▸ QUÉ HARÁS
**a.** Copia sin cambios el fragmento sobre los sentimientos y la conducta humana, desde "La cuestión más" hasta "con la voluntad.".
**b.** Reescribe las filas desde la primera hasta la que contiene "problem-header — [70, 1020, 845, 1053]", ambas incluidas. Cambia "problem-label" por "etiqueta-problema" y deja todo lo demás igual.

Al dudar de la capacidad intelectual del hombre y al rechazar la dirección de la voluntad hacia los bienes más altos, se duda también de que existan realidades superiores al hombre, y se incurre en el agnosticismo religioso. Este angustioso descrédito del sentido de la vida, induce a tomar como criterio de actuación a las vivencias más inmediatas, que son las sentimentales.


La cuestión más importante de la vida humana es saber con qué criterios se dirige a su propio fin, a su destino. Por tanto se han de examinar las instancias dinámicas del hombre, capaces de alcanzar objetivos, así como los obstáculos que le salgan al paso o las dificultades. La conducta humana debe ser racional, es decir, guiarse por la razón. También debe obedecer a los dictados de las virtudes de la voluntad. Pero esto, por decirlo de alguna manera, tiene que ver con los sentimientos. Sin embargo, no se conoce exactamente el puesto de los sentimientos, es decir, de qué manera se relacionan con la inteligencia y con la voluntad.

▸ Entradas de disposición espacial
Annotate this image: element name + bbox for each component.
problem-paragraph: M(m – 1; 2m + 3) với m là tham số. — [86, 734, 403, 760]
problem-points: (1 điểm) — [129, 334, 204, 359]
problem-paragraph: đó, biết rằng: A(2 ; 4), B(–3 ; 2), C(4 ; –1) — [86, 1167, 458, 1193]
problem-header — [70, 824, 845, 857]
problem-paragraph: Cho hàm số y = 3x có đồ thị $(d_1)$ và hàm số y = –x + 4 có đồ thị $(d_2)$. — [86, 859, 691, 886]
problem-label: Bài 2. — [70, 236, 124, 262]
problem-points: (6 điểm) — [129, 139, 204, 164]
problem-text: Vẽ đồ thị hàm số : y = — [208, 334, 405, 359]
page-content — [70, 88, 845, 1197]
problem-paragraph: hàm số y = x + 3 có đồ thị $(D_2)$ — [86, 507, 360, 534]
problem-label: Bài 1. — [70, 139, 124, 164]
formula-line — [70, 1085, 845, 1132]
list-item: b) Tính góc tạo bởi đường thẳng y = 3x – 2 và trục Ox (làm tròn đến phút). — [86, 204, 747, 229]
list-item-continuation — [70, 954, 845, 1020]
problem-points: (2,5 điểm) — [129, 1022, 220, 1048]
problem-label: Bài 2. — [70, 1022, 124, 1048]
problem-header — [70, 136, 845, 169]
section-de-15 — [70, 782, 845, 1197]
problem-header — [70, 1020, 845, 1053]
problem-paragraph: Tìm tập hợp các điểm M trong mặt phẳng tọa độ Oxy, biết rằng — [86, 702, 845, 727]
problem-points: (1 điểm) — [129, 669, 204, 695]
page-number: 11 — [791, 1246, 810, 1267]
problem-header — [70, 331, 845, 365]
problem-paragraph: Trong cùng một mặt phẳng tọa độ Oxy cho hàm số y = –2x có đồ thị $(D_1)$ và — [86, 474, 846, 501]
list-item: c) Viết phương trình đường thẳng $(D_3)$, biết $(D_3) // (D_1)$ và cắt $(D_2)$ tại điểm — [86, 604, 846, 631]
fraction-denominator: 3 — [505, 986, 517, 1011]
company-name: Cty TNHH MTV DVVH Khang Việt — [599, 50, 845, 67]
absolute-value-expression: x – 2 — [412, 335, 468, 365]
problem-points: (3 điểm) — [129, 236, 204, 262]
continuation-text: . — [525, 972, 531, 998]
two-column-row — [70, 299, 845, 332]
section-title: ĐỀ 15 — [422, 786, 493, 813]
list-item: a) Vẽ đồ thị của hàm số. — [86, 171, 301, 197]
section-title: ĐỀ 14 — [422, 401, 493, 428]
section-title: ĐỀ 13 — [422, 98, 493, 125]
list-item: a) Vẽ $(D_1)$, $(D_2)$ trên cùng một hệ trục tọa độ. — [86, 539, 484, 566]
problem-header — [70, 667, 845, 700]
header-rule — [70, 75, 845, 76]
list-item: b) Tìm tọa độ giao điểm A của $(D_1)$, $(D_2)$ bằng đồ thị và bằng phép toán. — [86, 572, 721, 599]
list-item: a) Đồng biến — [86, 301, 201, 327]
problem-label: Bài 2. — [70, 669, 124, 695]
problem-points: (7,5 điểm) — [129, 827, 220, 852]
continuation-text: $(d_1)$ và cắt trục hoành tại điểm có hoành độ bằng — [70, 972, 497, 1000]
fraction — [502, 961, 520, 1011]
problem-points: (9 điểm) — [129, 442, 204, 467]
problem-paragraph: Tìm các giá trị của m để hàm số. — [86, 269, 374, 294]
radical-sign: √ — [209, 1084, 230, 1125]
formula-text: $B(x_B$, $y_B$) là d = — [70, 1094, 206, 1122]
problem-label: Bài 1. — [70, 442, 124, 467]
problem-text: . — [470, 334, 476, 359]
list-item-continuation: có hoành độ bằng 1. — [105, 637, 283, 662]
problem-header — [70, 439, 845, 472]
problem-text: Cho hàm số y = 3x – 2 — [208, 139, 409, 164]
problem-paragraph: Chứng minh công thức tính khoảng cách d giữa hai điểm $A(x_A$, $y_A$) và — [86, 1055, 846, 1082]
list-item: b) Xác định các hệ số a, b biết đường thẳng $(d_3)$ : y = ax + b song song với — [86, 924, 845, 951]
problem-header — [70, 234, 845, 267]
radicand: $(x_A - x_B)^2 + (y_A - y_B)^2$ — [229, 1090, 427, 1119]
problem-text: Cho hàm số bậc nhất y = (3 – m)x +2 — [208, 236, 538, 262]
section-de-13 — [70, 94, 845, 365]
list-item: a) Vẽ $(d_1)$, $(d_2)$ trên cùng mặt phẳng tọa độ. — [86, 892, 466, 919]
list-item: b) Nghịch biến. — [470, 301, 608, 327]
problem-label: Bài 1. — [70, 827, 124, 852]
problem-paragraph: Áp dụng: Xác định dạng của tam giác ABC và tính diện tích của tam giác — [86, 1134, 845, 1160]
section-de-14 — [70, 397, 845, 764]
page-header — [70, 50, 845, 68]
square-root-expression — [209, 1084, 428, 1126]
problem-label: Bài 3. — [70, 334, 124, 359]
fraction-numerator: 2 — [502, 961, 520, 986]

▸ RESPUESTAS
**a.**
La cuestión más importante de la vida humana es saber con qué criterios se dirige a su propio fin, a su destino. Por tanto se han de examinar las instancias dinámicas del hombre, capaces de alcanzar objetivos, así como los obstáculos que le salgan al paso o las dificultades. La conducta humana debe ser racional, es decir, guiarse por la razón. También debe obedecer a los dictados de las virtudes de la voluntad. Pero esto, por decirlo de alguna manera, tiene que ver con los sentimientos. Sin embargo, no se conoce exactamente el puesto de los sentimientos, es decir, de qué manera se relacionan con la inteligencia y con la voluntad.

**b.**
Annotate this image: element name + bbox for each component.
problem-paragraph: M(m – 1; 2m + 3) với m là tham số. — [86, 734, 403, 760]
problem-points: (1 điểm) — [129, 334, 204, 359]
problem-paragraph: đó, biết rằng: A(2 ; 4), B(–3 ; 2), C(4 ; –1) — [86, 1167, 458, 1193]
problem-header — [70, 824, 845, 857]
problem-paragraph: Cho hàm số y = 3x có đồ thị $(d_1)$ và hàm số y = –x + 4 có đồ thị $(d_2)$. — [86, 859, 691, 886]
etiqueta-problema: Bài 2. — [70, 236, 124, 262]
problem-points: (6 điểm) — [129, 139, 204, 164]
problem-text: Vẽ đồ thị hàm số : y = — [208, 334, 405, 359]
page-content — [70, 88, 845, 1197]
problem-paragraph: hàm số y = x + 3 có đồ thị $(D_2)$ — [86, 507, 360, 534]
etiqueta-problema: Bài 1. — [70, 139, 124, 164]
formula-line — [70, 1085, 845, 1132]
list-item: b) Tính góc tạo bởi đường thẳng y = 3x – 2 và trục Ox (làm tròn đến phút). — [86, 204, 747, 229]
list-item-continuation — [70, 954, 845, 1020]
problem-points: (2,5 điểm) — [129, 1022, 220, 1048]
etiqueta-problema: Bài 2. — [70, 1022, 124, 1048]
problem-header — [70, 136, 845, 169]
section-de-15 — [70, 782, 845, 1197]
problem-header — [70, 1020, 845, 1053]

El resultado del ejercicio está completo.